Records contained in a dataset
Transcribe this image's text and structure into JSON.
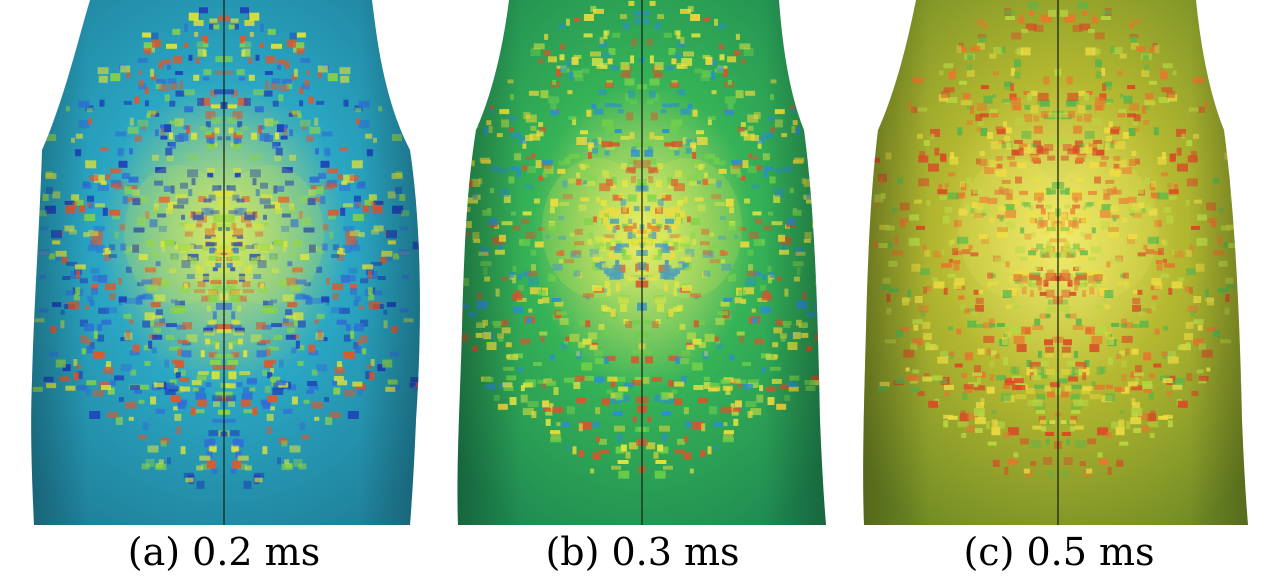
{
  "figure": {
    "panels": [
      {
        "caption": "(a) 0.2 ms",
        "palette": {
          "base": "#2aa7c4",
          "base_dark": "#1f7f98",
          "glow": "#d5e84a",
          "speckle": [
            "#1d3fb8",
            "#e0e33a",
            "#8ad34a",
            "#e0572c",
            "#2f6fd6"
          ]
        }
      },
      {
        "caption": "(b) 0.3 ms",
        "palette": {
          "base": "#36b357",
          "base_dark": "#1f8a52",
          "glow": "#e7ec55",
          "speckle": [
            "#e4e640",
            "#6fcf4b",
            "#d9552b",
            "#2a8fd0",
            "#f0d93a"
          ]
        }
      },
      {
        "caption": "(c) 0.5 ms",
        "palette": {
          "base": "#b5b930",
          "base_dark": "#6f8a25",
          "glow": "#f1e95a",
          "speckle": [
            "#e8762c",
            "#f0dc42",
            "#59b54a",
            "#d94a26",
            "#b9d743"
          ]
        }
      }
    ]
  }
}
---
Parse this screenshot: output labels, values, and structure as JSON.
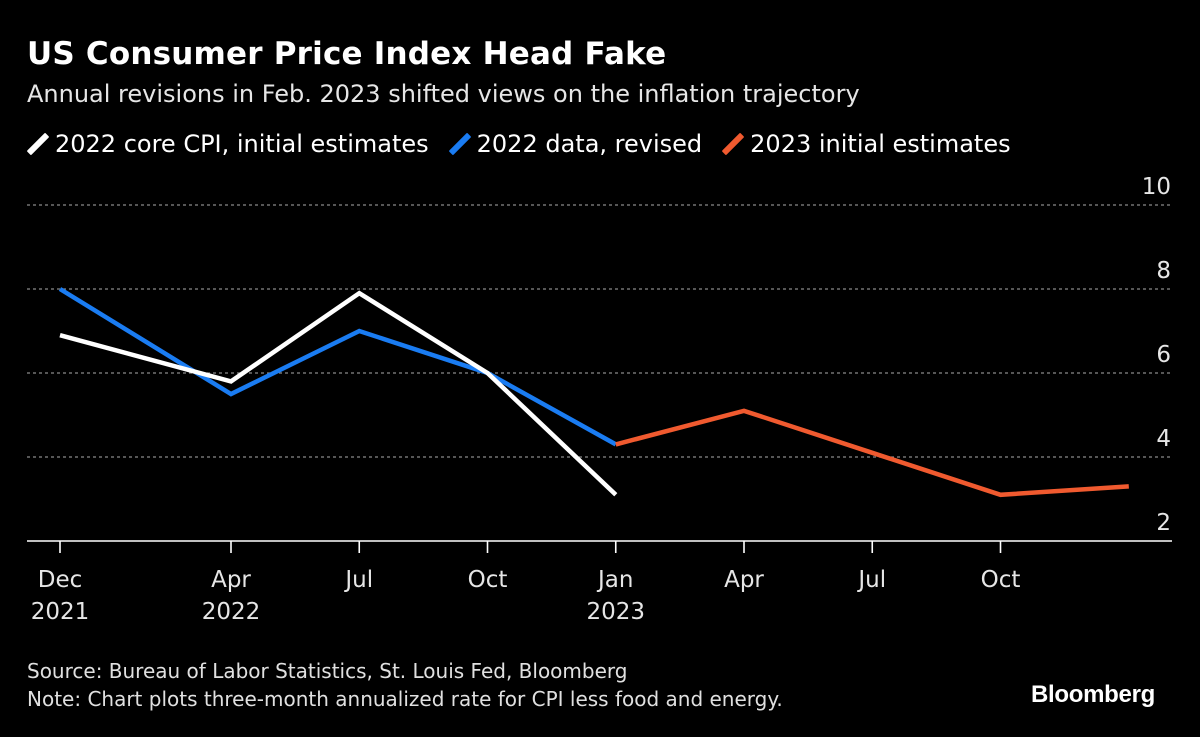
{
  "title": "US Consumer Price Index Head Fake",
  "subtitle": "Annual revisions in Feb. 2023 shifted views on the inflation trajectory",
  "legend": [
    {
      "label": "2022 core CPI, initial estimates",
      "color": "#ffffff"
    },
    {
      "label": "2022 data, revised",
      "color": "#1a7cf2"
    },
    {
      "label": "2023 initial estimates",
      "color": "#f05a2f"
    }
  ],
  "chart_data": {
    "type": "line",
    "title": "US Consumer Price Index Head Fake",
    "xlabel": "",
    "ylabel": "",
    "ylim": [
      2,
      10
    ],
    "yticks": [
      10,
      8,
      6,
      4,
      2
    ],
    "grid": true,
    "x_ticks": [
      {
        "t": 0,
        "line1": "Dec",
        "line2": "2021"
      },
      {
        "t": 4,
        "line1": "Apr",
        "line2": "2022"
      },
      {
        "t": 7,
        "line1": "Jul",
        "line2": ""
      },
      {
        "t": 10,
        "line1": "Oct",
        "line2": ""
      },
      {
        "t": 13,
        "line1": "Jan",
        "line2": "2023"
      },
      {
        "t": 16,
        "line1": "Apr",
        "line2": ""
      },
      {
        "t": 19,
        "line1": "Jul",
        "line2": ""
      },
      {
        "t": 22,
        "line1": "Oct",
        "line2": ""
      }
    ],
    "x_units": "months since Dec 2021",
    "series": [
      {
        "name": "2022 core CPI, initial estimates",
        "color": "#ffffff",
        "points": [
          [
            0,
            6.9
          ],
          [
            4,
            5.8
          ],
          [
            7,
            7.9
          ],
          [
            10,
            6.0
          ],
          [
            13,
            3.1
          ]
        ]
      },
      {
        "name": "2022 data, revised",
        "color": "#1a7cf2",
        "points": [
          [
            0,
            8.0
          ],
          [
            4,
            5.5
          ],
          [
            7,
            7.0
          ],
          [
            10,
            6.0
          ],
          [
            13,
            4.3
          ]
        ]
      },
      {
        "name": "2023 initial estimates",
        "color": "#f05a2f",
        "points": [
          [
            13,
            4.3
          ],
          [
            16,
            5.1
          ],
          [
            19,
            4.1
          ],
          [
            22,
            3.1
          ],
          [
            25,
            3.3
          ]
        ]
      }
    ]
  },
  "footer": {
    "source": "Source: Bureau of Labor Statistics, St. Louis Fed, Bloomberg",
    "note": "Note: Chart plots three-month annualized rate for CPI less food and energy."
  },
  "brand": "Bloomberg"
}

_Aim of the task_:
Find the string "JSON" in the listing and return every line that holds it.

_Written answer_:
Transcribe this image's text and structure into JSON.
Parse this screenshot: output labels, values, and structure as JSON.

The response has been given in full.